##### Data for this task

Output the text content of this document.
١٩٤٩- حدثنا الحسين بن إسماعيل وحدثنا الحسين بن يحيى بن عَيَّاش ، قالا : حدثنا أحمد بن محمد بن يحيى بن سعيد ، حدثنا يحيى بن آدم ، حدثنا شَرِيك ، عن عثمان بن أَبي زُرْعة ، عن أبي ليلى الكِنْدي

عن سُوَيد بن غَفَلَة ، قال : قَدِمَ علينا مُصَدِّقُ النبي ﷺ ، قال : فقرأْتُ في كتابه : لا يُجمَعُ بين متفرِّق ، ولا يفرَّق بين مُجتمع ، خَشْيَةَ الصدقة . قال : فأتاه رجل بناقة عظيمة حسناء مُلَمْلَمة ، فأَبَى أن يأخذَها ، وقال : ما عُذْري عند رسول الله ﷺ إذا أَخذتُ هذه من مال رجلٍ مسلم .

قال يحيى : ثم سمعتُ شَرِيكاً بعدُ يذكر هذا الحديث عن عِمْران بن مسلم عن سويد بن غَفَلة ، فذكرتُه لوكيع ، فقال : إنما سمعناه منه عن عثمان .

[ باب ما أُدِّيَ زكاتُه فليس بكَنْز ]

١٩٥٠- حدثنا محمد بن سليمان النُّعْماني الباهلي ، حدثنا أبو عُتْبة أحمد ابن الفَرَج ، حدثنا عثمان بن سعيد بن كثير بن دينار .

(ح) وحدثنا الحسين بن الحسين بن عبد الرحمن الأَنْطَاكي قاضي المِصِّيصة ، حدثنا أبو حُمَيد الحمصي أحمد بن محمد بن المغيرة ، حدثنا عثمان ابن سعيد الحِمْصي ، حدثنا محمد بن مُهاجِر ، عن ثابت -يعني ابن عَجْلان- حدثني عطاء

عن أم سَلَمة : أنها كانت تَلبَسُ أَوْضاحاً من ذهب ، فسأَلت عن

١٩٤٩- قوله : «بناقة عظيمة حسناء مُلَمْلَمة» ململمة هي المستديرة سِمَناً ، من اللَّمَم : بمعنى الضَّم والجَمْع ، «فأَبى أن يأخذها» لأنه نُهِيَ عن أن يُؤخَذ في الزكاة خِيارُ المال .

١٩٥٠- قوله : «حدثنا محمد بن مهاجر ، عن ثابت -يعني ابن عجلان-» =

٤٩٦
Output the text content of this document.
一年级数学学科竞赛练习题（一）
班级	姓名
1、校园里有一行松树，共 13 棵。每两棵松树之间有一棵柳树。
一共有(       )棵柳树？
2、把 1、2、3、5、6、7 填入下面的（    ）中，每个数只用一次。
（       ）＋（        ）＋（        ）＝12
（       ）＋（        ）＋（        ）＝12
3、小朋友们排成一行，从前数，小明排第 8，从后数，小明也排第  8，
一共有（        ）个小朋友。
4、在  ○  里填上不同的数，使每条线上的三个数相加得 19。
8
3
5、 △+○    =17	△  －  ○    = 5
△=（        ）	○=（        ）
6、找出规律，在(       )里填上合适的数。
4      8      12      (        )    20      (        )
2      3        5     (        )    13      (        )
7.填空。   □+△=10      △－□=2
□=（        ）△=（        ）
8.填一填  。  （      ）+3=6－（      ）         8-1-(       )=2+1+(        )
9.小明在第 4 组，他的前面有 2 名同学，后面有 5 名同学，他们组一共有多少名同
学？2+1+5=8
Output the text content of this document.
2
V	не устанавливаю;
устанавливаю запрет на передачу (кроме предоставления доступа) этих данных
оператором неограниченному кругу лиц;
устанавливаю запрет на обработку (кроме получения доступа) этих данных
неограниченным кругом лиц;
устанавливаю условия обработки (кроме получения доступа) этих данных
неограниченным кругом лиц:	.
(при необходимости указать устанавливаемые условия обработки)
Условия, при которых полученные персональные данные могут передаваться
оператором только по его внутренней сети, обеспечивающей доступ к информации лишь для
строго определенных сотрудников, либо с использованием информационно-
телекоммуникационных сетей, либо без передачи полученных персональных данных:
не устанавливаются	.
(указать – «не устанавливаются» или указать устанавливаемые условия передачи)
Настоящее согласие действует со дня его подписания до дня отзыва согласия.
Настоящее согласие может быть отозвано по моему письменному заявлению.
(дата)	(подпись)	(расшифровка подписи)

##########

The task:
Show the lines from the data above that contain the string "данных".

Expected answer:
устанавливаю запрет на передачу (кроме предоставления доступа) этих данных
устанавливаю запрет на обработку (кроме получения доступа) этих данных
устанавливаю условия обработки (кроме получения доступа) этих данных
телекоммуникационных сетей, либо без передачи полученных персональных данных:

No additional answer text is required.